_SELECTED EXTRACT_:

>>>

One of the most sobering verses in all of Scripture has to be Matthew 6:14–15, where Jesus said, “If you forgive others their trespasses, your heavenly Father will also forgive you, but if you do not forgive others their trespasses, neither will your Father forgive your trespasses.” This is one of those verses that you’ll never see on a Christian T-shirt, coffee mug, or desktop screen saver with roses in the background. The reason this is not a popular verse is that it digs deep into the uncomfortable areas of our lives and deals with some difficult actions on our part. It teaches us that if we’re going to be recipients of God’s grace, then we must give grace to others. Jesus gives the challenge that if we don’t forgive others, it may be proof that we’ve never truly received God’s forgiveness ourselves. Or, in a positively glorious implication, He is teaching us that the most practical way to show the world that we understand forgiveness in our own lives is by showing that we know how to forgive.

<<<

_LISTED RECORDS_:
>>>

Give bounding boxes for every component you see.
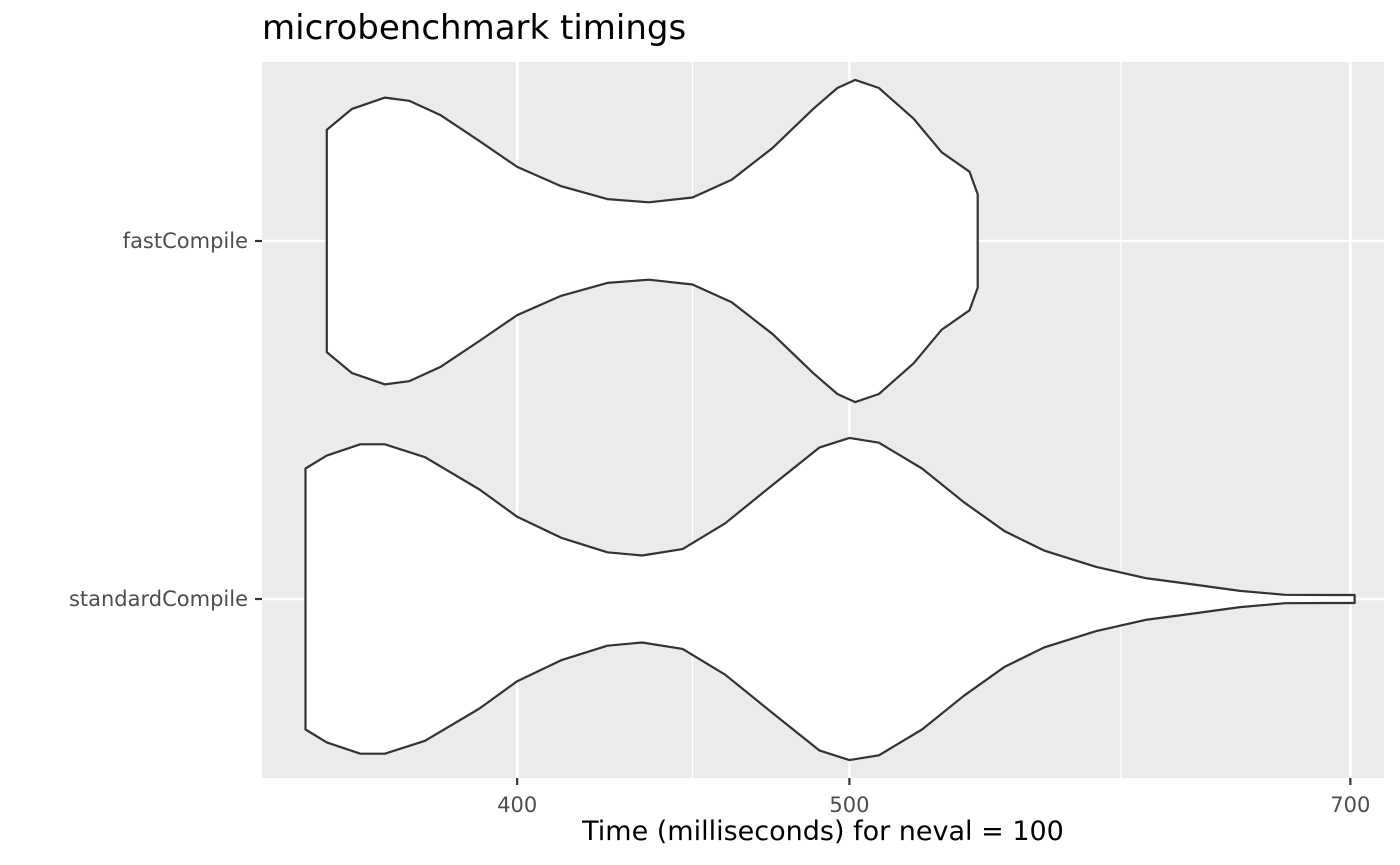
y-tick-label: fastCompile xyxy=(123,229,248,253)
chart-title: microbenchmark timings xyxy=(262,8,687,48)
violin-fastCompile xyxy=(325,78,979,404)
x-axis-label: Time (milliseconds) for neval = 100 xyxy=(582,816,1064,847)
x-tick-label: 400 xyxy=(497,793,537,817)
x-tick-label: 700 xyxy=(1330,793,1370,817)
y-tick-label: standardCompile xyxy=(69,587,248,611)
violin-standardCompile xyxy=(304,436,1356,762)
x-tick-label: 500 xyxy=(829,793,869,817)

<<<
>>>

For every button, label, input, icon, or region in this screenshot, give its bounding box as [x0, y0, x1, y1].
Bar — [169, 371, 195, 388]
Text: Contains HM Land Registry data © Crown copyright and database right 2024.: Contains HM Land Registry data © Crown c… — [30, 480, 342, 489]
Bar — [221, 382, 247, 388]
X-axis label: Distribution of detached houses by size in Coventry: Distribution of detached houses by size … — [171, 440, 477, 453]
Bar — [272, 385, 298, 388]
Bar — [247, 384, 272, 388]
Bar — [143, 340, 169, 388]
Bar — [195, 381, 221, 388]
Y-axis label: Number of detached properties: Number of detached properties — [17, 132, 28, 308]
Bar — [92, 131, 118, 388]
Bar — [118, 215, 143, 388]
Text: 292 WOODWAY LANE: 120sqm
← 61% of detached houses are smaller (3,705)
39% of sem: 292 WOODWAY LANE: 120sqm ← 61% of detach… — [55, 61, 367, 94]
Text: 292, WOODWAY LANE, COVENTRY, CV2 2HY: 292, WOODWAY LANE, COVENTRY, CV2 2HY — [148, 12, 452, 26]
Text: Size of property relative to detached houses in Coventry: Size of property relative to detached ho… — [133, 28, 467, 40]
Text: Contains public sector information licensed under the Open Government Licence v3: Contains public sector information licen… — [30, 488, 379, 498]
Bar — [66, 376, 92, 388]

<<<

_TASKS TO COMPLETE_:
**a.** Answer these questions about the passage on forgiveness, one per line:
(i) Which verse does it call one of the most sobering in all of Scripture?
(ii) On which three items does it say this verse will never appear?
(iii) What does it name as the most practical way to show the world that we understand forgiveness in our own lives?
**b.** Continue the passage on forgiveness from its final sentence.

_OUTPUTS BY TASK_:
**a.**
(i) Matthew 6:14–15
(ii) A Christian T-shirt, a coffee mug, or a desktop screen saver with roses in the background
(iii) Showing that we know how to forgive

**b.**
It’s very clear in scripture that we are commanded to forgive. However, what about reconciliation? Is it possible to forgive someone, and not reconcile with them? Is it possible to reconcile with someone, without forgiving them? Are forgiveness and reconciliation one in the same? Allow me to give you the short answers to those questions, and then I’ll elaborate a little more. Forgiveness and reconciliation are not the same thing. It is possible to forgive someone, without reconciling with them, however, it is not possible to truly reconcile with someone without truly forgiving them.

Sometimes, the confusion over reconciliation and forgiveness can actually hinder us from forgiving someone. Forgiveness is always a must, and ideally, reconciliation should always be the goal. However, while forgiveness is always plausible, reconciliation is not always possible. Basically, reconciliation should always be the goal in healthy scenarios, but it’s not always going to be a reality because not every situation is healthy.

Let me explain why…

It’s possible to forgive someone without offering immediate reconciliation, because forgiveness is between one person and God. It’s an act of faith, where that particular person is taking their heavy weight of bitterness and placing it at the feet of Jesus trusting Him to be perfect judge over the situation. This act of trusting God can take place in the context of one’s relationship with God apart from any contact with the offender. But, reconciliation is different, because it is focused on restoring broken relationships between two people. It takes two people apologizing, forgiving, compromising and changing. It’s going to take two people trusting in God, and asking Him to restore trust in them for one another. This takes a super-natural work of the Lord, because that trust was completely shattered. And, where trust is broken, restoration will have to be a process —  sometimes, a very lengthy one.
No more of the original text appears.